Write out each line in which the string "Projektwerte" is present.

**Material supplied:**
[start]
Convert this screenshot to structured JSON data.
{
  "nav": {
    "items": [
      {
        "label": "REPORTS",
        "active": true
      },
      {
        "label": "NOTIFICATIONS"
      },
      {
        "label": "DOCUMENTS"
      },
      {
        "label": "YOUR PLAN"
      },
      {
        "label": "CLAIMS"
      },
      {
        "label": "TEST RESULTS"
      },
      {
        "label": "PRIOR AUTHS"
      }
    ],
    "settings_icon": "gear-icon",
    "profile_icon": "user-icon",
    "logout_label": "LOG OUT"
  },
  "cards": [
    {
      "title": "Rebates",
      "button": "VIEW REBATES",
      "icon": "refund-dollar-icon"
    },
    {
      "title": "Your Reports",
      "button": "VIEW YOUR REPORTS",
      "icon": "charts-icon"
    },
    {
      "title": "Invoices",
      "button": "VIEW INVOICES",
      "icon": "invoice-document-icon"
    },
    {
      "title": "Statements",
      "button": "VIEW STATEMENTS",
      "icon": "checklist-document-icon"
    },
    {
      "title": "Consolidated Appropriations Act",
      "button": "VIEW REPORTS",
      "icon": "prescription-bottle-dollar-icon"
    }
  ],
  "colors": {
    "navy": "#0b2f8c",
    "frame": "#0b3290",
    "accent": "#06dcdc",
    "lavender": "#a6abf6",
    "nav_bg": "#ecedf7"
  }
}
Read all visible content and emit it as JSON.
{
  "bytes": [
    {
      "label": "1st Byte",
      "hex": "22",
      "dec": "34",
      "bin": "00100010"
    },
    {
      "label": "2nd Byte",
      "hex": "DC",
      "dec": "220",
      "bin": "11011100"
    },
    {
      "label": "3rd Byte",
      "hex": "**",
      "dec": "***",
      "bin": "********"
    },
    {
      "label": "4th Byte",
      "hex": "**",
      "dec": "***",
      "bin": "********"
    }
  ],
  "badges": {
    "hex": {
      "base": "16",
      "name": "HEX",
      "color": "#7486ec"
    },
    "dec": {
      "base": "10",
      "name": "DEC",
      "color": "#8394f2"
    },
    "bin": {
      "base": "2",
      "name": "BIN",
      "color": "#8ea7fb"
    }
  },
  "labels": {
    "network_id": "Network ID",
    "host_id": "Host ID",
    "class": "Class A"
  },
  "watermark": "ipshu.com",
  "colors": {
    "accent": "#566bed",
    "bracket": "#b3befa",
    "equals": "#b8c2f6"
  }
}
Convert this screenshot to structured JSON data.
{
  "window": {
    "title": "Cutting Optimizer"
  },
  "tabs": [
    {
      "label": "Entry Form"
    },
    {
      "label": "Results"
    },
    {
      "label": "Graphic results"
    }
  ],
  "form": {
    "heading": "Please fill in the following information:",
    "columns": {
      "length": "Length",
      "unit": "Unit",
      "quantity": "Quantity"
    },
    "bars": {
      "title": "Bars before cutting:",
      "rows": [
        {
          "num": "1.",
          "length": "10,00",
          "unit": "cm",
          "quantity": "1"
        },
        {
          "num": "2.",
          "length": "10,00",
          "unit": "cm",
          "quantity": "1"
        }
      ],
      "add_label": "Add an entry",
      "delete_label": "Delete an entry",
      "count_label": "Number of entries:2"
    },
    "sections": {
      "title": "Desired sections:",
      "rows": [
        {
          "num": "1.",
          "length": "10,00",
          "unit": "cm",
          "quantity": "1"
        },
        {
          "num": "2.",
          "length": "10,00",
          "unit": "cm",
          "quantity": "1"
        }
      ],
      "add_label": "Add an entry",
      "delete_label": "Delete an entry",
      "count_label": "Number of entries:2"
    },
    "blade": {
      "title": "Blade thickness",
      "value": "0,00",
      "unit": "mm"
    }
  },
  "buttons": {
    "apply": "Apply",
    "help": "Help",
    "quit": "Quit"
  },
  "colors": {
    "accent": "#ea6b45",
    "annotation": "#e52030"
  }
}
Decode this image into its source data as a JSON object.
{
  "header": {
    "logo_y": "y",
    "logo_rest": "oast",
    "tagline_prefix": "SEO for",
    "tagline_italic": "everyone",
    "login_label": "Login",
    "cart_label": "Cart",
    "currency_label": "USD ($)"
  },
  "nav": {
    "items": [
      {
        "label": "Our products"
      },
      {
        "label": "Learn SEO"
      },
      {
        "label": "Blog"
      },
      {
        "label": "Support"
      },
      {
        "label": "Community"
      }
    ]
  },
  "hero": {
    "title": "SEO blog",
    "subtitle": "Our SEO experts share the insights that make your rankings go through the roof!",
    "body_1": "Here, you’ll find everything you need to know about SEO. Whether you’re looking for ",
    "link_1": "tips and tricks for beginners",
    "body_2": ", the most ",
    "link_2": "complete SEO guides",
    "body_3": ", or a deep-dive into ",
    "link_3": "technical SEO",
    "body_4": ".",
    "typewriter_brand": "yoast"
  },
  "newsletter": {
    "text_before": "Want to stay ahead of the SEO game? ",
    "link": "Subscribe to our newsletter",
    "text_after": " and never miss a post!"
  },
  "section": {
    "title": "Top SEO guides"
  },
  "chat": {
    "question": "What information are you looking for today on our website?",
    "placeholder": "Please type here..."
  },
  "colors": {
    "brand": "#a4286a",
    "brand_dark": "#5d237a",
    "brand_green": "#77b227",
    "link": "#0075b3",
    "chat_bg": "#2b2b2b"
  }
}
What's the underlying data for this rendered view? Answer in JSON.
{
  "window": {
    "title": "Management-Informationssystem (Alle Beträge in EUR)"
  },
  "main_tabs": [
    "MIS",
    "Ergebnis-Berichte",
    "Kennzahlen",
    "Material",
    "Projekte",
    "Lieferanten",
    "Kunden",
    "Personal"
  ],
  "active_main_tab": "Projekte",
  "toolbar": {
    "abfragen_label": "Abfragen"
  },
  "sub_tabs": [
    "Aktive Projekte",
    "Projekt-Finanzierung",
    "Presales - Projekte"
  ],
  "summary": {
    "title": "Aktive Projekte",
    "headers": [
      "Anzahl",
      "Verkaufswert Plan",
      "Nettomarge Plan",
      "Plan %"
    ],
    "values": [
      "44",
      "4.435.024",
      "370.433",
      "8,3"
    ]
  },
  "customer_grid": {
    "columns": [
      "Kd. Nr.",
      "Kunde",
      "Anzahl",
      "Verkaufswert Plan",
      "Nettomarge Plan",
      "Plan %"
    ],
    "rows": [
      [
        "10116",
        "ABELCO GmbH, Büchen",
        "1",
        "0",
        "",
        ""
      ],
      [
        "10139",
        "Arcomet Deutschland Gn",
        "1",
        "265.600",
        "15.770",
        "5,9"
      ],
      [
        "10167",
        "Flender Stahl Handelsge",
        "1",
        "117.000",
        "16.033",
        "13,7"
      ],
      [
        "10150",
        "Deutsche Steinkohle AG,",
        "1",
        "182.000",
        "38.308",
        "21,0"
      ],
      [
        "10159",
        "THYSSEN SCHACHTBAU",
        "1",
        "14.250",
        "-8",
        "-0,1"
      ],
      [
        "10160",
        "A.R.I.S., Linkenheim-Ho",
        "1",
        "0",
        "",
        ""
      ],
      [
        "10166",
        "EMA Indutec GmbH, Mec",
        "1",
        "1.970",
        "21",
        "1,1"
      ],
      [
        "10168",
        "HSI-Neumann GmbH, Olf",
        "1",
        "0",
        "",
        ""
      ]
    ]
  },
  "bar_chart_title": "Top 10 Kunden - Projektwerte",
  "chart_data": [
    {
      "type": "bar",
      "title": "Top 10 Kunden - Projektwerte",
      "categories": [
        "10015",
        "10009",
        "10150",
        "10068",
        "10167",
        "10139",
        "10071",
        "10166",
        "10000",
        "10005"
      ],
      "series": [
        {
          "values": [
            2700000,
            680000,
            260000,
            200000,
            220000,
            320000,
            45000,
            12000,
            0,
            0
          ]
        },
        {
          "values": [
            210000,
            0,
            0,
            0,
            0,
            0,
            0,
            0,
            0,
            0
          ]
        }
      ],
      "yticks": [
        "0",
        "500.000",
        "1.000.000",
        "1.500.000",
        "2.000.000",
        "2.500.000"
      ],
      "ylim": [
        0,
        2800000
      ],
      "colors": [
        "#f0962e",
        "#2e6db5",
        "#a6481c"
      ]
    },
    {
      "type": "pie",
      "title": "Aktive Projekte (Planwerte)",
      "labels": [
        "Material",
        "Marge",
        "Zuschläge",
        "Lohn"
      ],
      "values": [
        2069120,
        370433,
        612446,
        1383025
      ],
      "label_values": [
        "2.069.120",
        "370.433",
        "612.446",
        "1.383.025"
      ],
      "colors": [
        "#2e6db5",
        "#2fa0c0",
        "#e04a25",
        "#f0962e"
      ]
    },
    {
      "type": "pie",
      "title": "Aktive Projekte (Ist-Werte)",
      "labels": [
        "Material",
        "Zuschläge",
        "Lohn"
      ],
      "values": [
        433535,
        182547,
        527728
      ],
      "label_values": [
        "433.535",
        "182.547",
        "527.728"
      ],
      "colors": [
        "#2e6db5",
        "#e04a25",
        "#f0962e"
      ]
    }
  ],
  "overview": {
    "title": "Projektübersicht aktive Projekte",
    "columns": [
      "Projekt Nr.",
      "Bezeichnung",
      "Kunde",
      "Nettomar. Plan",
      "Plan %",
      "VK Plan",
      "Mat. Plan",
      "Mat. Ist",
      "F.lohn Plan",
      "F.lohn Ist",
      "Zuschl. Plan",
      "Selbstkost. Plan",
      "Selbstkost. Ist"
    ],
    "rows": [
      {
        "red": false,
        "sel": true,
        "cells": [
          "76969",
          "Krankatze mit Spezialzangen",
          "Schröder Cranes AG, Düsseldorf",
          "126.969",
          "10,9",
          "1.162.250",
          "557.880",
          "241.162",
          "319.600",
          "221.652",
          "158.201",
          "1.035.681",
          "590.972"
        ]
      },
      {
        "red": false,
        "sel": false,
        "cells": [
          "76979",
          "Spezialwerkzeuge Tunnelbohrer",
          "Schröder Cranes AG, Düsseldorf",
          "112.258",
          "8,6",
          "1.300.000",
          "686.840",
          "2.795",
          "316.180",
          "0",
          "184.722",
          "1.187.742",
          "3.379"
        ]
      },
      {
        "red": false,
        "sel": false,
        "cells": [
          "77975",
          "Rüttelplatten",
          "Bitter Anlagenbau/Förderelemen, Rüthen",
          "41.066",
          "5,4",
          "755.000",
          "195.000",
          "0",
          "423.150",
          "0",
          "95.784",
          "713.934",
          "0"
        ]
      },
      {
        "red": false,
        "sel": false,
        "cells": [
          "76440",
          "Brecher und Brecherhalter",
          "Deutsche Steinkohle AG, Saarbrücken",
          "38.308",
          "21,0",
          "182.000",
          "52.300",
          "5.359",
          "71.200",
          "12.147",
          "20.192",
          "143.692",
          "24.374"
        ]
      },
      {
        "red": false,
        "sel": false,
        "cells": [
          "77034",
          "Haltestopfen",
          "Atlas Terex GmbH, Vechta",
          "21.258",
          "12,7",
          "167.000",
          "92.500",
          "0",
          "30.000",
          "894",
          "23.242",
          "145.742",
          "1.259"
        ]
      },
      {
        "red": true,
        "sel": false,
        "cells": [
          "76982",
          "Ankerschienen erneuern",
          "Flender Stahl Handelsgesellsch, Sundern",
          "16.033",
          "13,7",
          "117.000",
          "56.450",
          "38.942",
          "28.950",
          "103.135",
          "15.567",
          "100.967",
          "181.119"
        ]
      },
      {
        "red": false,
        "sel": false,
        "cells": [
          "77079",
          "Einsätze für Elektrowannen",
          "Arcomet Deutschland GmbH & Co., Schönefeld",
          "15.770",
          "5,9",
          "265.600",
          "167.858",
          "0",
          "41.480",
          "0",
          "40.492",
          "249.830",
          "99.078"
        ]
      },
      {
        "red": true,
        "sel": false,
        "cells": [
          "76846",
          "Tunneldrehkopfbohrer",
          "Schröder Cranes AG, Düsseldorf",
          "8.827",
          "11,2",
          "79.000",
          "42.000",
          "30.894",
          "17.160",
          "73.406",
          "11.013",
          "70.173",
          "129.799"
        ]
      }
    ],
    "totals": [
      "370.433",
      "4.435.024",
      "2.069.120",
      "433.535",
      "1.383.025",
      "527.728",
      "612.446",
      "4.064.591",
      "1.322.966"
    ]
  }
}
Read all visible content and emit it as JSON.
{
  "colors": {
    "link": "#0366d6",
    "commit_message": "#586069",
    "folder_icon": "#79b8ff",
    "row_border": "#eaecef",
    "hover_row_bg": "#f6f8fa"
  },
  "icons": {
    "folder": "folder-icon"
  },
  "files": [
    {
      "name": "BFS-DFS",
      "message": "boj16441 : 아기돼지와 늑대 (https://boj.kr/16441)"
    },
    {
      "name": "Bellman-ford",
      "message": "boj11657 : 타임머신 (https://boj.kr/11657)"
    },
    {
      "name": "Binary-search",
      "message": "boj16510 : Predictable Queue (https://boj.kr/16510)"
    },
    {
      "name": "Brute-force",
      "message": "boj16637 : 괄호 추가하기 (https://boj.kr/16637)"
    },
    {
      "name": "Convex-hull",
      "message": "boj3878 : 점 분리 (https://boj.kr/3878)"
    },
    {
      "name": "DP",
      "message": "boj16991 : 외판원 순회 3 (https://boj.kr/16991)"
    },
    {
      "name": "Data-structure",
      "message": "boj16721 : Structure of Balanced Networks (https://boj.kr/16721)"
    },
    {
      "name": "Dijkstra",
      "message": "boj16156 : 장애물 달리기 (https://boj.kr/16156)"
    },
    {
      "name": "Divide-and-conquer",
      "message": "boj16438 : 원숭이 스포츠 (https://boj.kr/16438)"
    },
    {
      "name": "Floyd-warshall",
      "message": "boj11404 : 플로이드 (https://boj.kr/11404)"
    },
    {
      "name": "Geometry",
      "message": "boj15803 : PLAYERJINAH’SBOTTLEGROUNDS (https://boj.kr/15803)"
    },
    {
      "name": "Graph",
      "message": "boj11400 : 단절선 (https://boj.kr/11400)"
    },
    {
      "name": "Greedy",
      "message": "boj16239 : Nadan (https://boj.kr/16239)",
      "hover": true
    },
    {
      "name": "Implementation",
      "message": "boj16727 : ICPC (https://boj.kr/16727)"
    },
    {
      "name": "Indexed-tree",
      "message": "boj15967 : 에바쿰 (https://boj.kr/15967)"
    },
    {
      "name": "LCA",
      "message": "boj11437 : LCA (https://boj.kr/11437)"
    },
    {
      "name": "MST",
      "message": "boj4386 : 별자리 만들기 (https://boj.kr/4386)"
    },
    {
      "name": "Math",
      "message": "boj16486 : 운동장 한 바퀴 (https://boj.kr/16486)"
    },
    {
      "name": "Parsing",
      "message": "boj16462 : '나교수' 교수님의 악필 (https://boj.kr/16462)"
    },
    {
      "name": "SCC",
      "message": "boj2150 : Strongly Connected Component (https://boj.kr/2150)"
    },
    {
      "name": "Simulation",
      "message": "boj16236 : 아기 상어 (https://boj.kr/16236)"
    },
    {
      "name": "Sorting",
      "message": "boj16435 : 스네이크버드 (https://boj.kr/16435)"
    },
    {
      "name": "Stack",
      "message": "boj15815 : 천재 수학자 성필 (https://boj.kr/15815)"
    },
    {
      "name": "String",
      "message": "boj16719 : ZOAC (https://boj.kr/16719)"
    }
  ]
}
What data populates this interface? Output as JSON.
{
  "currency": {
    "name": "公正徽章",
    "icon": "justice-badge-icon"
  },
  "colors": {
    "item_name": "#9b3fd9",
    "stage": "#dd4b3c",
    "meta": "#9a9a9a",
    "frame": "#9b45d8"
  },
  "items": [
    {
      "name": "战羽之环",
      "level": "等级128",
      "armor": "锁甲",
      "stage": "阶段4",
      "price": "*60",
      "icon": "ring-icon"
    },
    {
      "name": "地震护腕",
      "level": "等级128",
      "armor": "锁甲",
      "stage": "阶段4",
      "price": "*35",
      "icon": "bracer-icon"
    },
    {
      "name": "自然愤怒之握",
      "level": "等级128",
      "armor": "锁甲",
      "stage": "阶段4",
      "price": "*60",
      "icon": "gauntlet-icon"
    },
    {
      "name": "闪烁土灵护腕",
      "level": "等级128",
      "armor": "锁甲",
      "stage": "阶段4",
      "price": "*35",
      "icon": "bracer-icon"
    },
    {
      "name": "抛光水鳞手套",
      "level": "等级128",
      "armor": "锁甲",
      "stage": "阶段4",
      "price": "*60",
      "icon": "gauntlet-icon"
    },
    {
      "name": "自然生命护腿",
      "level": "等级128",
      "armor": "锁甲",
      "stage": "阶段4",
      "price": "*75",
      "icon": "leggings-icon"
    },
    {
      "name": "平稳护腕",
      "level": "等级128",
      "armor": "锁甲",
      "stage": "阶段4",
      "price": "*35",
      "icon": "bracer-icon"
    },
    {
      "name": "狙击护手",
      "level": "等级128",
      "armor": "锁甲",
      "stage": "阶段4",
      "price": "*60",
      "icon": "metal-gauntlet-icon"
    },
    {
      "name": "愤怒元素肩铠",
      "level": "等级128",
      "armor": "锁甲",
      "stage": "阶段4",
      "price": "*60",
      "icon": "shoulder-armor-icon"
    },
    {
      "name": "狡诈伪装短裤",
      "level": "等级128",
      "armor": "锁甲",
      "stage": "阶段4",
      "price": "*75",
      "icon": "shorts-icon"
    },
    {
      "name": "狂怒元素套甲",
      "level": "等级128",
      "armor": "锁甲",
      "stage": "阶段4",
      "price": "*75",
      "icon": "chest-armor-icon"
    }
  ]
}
[end]
**Answer to this problem:**
  "bar_chart_title": "Top 10 Kunden - Projektwerte",
      "title": "Top 10 Kunden - Projektwerte",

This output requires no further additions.